• Task objective: Convert the lines below into a Markdown table with the columns "Row" and "Line," numbering each row and skipping blank lines. Leave the pictures out of the table.

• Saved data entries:
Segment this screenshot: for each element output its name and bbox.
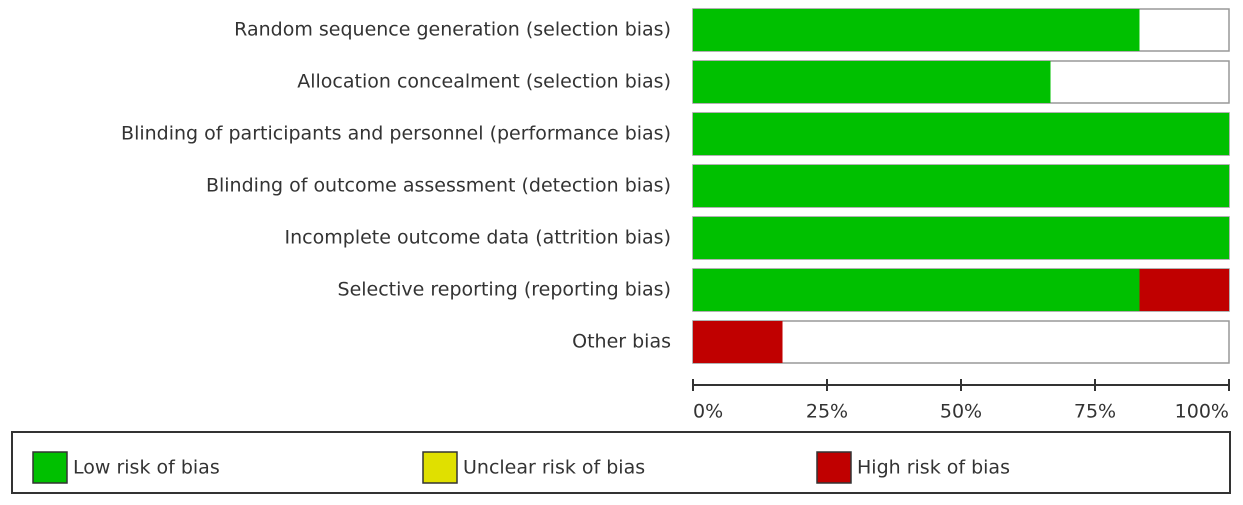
bar-segment [1139,269,1229,311]
x-tick-label: 25% [806,401,848,423]
legend-box [11,431,1231,494]
bar-segment [693,113,1229,155]
bar-segment [693,61,1051,103]
x-tick-label: 75% [1074,401,1116,423]
category-label: Selective reporting (reporting bias) [338,279,671,301]
x-tick-label: 100% [1175,401,1229,423]
category-label: Incomplete outcome data (attrition bias) [285,227,671,249]
category-label: Blinding of participants and personnel (… [121,123,671,145]
bar-segment [693,321,783,363]
legend-label: Unclear risk of bias [463,457,645,479]
bar-segment [693,9,1140,51]
category-label: Other bias [572,331,671,353]
legend-swatch [816,451,852,484]
legend-label: High risk of bias [857,457,1010,479]
category-label: Random sequence generation (selection bi… [234,19,671,41]
x-tick-label: 50% [940,401,982,423]
legend-swatch [32,451,68,484]
legend-label: Low risk of bias [73,457,220,479]
category-label: Blinding of outcome assessment (detectio… [206,175,671,197]
bar-segment [693,269,1140,311]
legend-swatch [422,451,458,484]
category-label: Allocation concealment (selection bias) [297,71,671,93]
x-tick-label: 0% [693,401,723,423]
bar-segment [693,217,1229,259]
bar-segment [693,165,1229,207]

• Correct answer:
| Row | Line |
|---|---|
| 1 | Segment this screenshot: for each element output its name and bbox. |
| 2 | bar-segment [1139,269,1229,311] |
| 3 | x-tick-label: 25% [806,401,848,423] |
| 4 | legend-box [11,431,1231,494] |
| 5 | bar-segment [693,113,1229,155] |
| 6 | bar-segment [693,61,1051,103] |
| 7 | x-tick-label: 75% [1074,401,1116,423] |
| 8 | category-label: Selective reporting (reporting bias) [338,279,671,301] |
| 9 | x-tick-label: 100% [1175,401,1229,423] |
| 10 | category-label: Incomplete outcome data (attrition bias) [285,227,671,249] |
| 11 | category-label: Blinding of participants and personnel (… [121,123,671,145] |
| 12 | bar-segment [693,321,783,363] |
| 13 | legend-label: Unclear risk of bias [463,457,645,479] |
| 14 | bar-segment [693,9,1140,51] |
| 15 | category-label: Other bias [572,331,671,353] |
| 16 | legend-swatch [816,451,852,484] |
| 17 | legend-label: High risk of bias [857,457,1010,479] |
| 18 | category-label: Random sequence generation (selection bi… [234,19,671,41] |
| 19 | x-tick-label: 50% [940,401,982,423] |
| 20 | legend-swatch [32,451,68,484] |
| 21 | legend-label: Low risk of bias [73,457,220,479] |
| 22 | category-label: Blinding of outcome assessment (detectio… [206,175,671,197] |
| 23 | bar-segment [693,269,1140,311] |
| 24 | legend-swatch [422,451,458,484] |
| 25 | category-label: Allocation concealment (selection bias) [297,71,671,93] |
| 26 | x-tick-label: 0% [693,401,723,423] |
| 27 | bar-segment [693,217,1229,259] |
| 28 | bar-segment [693,165,1229,207] |